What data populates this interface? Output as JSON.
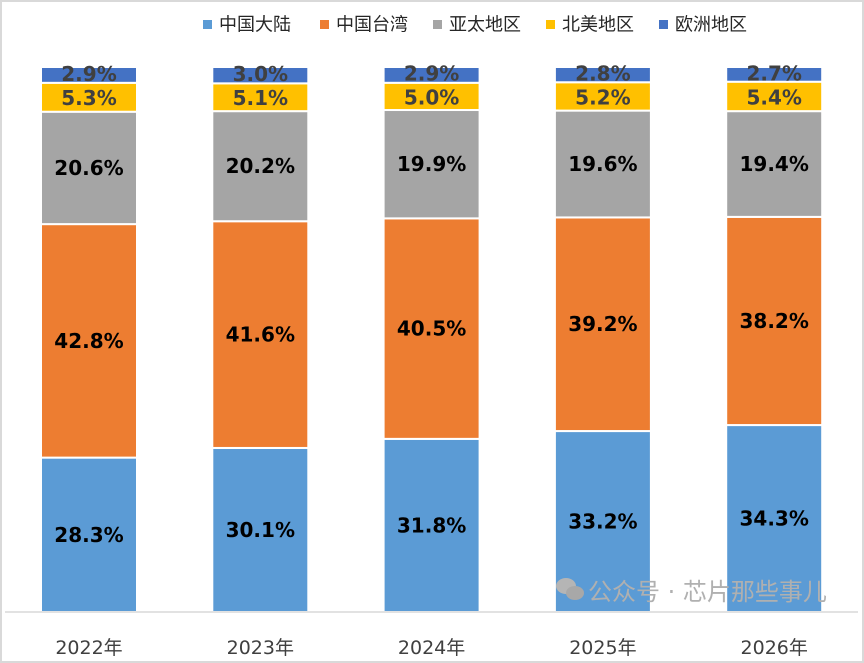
{
  "chart_data": {
    "type": "bar",
    "stacked": "percent",
    "categories": [
      "2022年",
      "2023年",
      "2024年",
      "2025年",
      "2026年"
    ],
    "series": [
      {
        "name": "中国大陆",
        "color": "#5b9bd5",
        "values": [
          28.3,
          30.1,
          31.8,
          33.2,
          34.3
        ]
      },
      {
        "name": "中国台湾",
        "color": "#ed7d31",
        "values": [
          42.8,
          41.6,
          40.5,
          39.2,
          38.2
        ]
      },
      {
        "name": "亚太地区",
        "color": "#a5a5a5",
        "values": [
          20.6,
          20.2,
          19.9,
          19.6,
          19.4
        ]
      },
      {
        "name": "北美地区",
        "color": "#ffc000",
        "values": [
          5.3,
          5.1,
          5.0,
          5.2,
          5.4
        ]
      },
      {
        "name": "欧洲地区",
        "color": "#4472c4",
        "values": [
          2.9,
          3.0,
          2.9,
          2.8,
          2.7
        ]
      }
    ],
    "value_format": "%",
    "ylim": [
      0,
      100
    ],
    "grid": false,
    "legend": "top"
  },
  "watermark": "公众号 · 芯片那些事儿"
}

------------------------------------

## [STATED PROBLEM]
Transcribe every entry above exactly. Omit all pictures.

## [WRITTEN RESPONSE]
What data populates this interface? Output as JSON.
{
  "chart_data": {
    "type": "bar",
    "stacked": "percent",
    "categories": [
      "2022年",
      "2023年",
      "2024年",
      "2025年",
      "2026年"
    ],
    "series": [
      {
        "name": "中国大陆",
        "color": "#5b9bd5",
        "values": [
          28.3,
          30.1,
          31.8,
          33.2,
          34.3
        ]
      },
      {
        "name": "中国台湾",
        "color": "#ed7d31",
        "values": [
          42.8,
          41.6,
          40.5,
          39.2,
          38.2
        ]
      },
      {
        "name": "亚太地区",
        "color": "#a5a5a5",
        "values": [
          20.6,
          20.2,
          19.9,
          19.6,
          19.4
        ]
      },
      {
        "name": "北美地区",
        "color": "#ffc000",
        "values": [
          5.3,
          5.1,
          5.0,
          5.2,
          5.4
        ]
      },
      {
        "name": "欧洲地区",
        "color": "#4472c4",
        "values": [
          2.9,
          3.0,
          2.9,
          2.8,
          2.7
        ]
      }
    ],
    "value_format": "%",
    "ylim": [
      0,
      100
    ],
    "grid": false,
    "legend": "top"
  },
  "watermark": "公众号 · 芯片那些事儿"
}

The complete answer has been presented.